**Material:**
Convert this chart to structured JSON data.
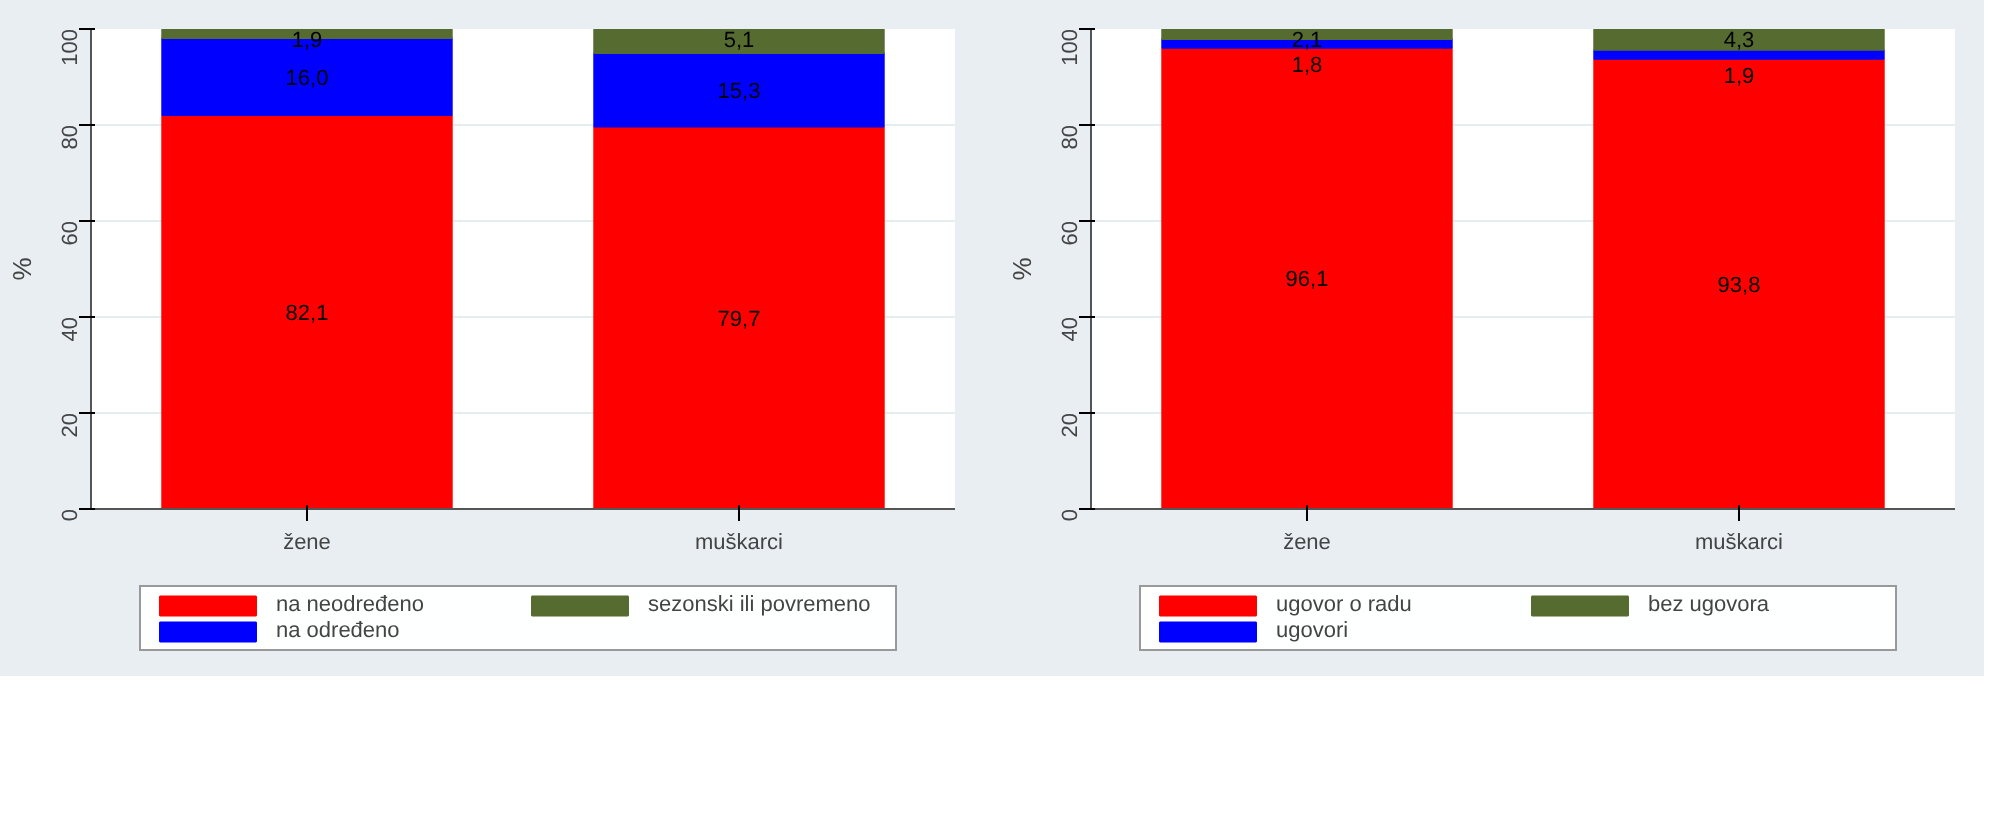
{
  "chart_data": [
    {
      "type": "bar",
      "stacked": true,
      "ylabel": "%",
      "categories": [
        "žene",
        "muškarci"
      ],
      "ylim": [
        0,
        100
      ],
      "yticks": [
        0,
        20,
        40,
        60,
        80,
        100
      ],
      "grid": "y",
      "legend": "bottom",
      "series": [
        {
          "name": "na neodređeno",
          "color": "#ff0000",
          "values": [
            82.1,
            79.7
          ],
          "value_labels": [
            "82,1",
            "79,7"
          ]
        },
        {
          "name": "na određeno",
          "color": "#0000ff",
          "values": [
            16.0,
            15.3
          ],
          "value_labels": [
            "16,0",
            "15,3"
          ]
        },
        {
          "name": "sezonski ili povremeno",
          "color": "#556b2f",
          "values": [
            1.9,
            5.1
          ],
          "value_labels": [
            "1,9",
            "5,1"
          ]
        }
      ]
    },
    {
      "type": "bar",
      "stacked": true,
      "ylabel": "%",
      "categories": [
        "žene",
        "muškarci"
      ],
      "ylim": [
        0,
        100
      ],
      "yticks": [
        0,
        20,
        40,
        60,
        80,
        100
      ],
      "grid": "y",
      "legend": "bottom",
      "series": [
        {
          "name": "ugovor o radu",
          "color": "#ff0000",
          "values": [
            96.1,
            93.8
          ],
          "value_labels": [
            "96,1",
            "93,8"
          ]
        },
        {
          "name": "ugovori",
          "color": "#0000ff",
          "values": [
            1.8,
            1.9
          ],
          "value_labels": [
            "1,8",
            "1,9"
          ]
        },
        {
          "name": "bez ugovora",
          "color": "#556b2f",
          "values": [
            2.1,
            4.3
          ],
          "value_labels": [
            "2,1",
            "4,3"
          ]
        }
      ]
    }
  ]
}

**Aim of the exercise:** Set down the material exactly, every line of it, except for the pictures.

**Exercise answer:**
Convert this chart to structured JSON data.
{
  "chart_data": [
    {
      "type": "bar",
      "stacked": true,
      "ylabel": "%",
      "categories": [
        "žene",
        "muškarci"
      ],
      "ylim": [
        0,
        100
      ],
      "yticks": [
        0,
        20,
        40,
        60,
        80,
        100
      ],
      "grid": "y",
      "legend": "bottom",
      "series": [
        {
          "name": "na neodređeno",
          "color": "#ff0000",
          "values": [
            82.1,
            79.7
          ],
          "value_labels": [
            "82,1",
            "79,7"
          ]
        },
        {
          "name": "na određeno",
          "color": "#0000ff",
          "values": [
            16.0,
            15.3
          ],
          "value_labels": [
            "16,0",
            "15,3"
          ]
        },
        {
          "name": "sezonski ili povremeno",
          "color": "#556b2f",
          "values": [
            1.9,
            5.1
          ],
          "value_labels": [
            "1,9",
            "5,1"
          ]
        }
      ]
    },
    {
      "type": "bar",
      "stacked": true,
      "ylabel": "%",
      "categories": [
        "žene",
        "muškarci"
      ],
      "ylim": [
        0,
        100
      ],
      "yticks": [
        0,
        20,
        40,
        60,
        80,
        100
      ],
      "grid": "y",
      "legend": "bottom",
      "series": [
        {
          "name": "ugovor o radu",
          "color": "#ff0000",
          "values": [
            96.1,
            93.8
          ],
          "value_labels": [
            "96,1",
            "93,8"
          ]
        },
        {
          "name": "ugovori",
          "color": "#0000ff",
          "values": [
            1.8,
            1.9
          ],
          "value_labels": [
            "1,8",
            "1,9"
          ]
        },
        {
          "name": "bez ugovora",
          "color": "#556b2f",
          "values": [
            2.1,
            4.3
          ],
          "value_labels": [
            "2,1",
            "4,3"
          ]
        }
      ]
    }
  ]
}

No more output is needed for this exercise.